--- Start GIVEN RECORDS ---
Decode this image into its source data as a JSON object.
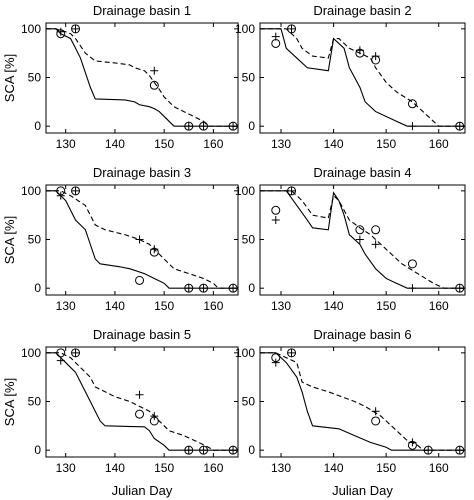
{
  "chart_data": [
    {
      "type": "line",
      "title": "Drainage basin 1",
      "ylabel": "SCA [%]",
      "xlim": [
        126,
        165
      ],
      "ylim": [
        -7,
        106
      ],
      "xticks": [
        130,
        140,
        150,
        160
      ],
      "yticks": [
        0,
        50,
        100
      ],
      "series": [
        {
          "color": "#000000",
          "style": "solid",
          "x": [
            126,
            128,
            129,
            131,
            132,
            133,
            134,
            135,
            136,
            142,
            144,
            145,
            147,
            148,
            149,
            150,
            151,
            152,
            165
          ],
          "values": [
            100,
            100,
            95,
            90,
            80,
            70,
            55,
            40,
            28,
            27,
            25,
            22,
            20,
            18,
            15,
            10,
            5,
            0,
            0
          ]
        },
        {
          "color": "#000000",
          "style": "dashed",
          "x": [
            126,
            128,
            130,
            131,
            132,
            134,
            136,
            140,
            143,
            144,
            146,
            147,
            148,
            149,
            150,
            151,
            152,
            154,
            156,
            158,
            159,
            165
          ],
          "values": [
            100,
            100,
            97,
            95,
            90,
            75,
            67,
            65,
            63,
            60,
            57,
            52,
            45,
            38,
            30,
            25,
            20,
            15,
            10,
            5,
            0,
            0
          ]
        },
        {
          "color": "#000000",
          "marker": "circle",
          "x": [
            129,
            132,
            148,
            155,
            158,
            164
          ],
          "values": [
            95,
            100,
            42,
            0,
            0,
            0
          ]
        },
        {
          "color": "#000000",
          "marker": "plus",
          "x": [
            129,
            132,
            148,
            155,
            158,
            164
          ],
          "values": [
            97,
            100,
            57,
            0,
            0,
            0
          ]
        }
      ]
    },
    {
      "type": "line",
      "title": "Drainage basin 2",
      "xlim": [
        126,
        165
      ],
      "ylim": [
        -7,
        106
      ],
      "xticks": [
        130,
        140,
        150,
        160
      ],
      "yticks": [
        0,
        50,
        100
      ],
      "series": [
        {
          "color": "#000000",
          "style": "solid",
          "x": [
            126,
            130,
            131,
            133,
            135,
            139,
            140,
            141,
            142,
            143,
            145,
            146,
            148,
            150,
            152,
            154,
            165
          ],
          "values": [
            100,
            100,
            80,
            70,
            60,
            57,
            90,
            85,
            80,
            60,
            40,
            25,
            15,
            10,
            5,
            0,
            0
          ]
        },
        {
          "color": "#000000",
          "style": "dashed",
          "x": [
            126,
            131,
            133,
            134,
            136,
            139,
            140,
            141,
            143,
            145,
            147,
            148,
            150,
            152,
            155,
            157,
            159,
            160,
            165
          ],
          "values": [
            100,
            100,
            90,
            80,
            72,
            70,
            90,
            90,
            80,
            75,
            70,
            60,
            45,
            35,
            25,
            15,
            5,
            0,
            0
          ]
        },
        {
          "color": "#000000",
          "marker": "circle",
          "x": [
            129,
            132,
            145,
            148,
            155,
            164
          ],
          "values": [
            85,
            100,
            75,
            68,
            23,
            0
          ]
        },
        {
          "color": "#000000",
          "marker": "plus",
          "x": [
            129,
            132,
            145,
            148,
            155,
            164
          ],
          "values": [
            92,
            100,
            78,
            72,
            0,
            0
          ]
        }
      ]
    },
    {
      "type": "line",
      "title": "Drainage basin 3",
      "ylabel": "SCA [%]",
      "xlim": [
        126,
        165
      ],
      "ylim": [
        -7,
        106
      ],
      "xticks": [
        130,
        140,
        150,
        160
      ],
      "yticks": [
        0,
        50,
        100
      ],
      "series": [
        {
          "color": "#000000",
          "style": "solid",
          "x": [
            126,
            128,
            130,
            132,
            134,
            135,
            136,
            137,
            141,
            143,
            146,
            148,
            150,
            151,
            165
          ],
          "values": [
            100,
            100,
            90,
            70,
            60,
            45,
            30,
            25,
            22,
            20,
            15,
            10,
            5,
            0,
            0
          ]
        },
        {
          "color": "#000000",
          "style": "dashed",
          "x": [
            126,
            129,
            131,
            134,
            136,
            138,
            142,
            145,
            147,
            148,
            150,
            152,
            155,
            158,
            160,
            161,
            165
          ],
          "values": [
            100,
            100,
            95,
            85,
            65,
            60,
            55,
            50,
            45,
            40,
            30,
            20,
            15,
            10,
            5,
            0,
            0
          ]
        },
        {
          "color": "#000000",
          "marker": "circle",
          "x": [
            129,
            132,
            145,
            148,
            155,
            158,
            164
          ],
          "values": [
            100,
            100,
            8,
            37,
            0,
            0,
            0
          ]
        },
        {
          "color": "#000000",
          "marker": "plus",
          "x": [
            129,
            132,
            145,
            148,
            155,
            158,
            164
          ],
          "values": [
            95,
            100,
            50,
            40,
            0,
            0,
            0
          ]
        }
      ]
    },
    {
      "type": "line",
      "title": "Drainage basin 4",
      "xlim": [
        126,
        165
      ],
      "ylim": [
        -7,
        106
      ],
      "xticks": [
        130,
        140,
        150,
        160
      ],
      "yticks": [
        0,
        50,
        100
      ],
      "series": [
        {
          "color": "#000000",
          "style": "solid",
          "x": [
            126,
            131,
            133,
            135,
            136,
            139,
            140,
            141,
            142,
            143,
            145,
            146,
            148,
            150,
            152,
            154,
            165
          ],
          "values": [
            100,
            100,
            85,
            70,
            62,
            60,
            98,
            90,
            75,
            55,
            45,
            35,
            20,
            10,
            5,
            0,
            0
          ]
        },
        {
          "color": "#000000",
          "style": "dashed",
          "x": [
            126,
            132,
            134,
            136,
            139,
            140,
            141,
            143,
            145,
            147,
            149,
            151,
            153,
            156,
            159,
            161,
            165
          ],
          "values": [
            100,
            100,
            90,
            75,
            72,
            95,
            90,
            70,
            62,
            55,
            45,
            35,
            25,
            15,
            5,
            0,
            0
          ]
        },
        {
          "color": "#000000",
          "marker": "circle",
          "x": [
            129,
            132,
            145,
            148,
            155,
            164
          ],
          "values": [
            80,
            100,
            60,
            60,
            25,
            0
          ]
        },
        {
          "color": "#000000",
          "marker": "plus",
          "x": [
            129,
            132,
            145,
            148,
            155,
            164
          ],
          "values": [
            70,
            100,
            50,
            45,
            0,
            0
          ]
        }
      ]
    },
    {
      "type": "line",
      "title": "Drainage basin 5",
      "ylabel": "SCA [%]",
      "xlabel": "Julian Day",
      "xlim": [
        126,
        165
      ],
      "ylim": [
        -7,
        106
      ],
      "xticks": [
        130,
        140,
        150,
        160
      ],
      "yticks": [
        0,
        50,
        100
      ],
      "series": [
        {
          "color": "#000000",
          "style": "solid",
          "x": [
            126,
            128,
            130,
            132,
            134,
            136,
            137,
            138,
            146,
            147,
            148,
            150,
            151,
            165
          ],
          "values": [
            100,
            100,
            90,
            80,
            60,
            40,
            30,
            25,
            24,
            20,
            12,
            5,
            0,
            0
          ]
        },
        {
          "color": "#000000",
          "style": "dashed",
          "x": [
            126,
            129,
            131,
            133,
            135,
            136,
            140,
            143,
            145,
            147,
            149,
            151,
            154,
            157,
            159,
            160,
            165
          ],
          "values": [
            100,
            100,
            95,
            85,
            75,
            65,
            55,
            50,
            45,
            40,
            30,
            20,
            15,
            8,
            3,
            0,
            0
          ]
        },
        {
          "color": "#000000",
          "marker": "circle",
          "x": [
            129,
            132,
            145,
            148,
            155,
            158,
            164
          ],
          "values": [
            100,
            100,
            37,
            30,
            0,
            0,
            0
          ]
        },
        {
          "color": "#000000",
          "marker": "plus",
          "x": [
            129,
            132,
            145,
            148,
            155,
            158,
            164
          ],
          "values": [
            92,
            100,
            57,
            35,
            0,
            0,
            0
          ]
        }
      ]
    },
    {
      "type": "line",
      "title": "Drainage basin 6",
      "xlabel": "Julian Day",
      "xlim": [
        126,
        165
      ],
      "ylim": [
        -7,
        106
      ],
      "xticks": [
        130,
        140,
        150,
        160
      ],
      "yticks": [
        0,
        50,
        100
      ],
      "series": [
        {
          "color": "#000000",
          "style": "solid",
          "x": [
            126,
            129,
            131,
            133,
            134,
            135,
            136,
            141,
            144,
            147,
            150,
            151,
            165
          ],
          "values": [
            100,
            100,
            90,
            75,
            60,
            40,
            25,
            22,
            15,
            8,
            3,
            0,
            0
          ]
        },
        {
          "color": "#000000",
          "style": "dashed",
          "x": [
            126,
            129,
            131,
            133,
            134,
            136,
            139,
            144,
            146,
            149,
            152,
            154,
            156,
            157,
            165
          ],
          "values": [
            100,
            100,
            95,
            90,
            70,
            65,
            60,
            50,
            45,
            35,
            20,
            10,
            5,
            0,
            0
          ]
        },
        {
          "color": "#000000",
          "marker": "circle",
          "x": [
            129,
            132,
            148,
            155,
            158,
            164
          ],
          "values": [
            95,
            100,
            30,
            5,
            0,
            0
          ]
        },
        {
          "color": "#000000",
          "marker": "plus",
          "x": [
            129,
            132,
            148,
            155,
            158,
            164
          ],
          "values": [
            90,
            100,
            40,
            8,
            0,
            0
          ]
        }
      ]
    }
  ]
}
--- End GIVEN RECORDS ---
▸ TASK DESCRIPTION
Find every line in the entries that includes the word "title", then state how many there are and nothing else.

▸ SOLUTION TO THIS EXERCISE
6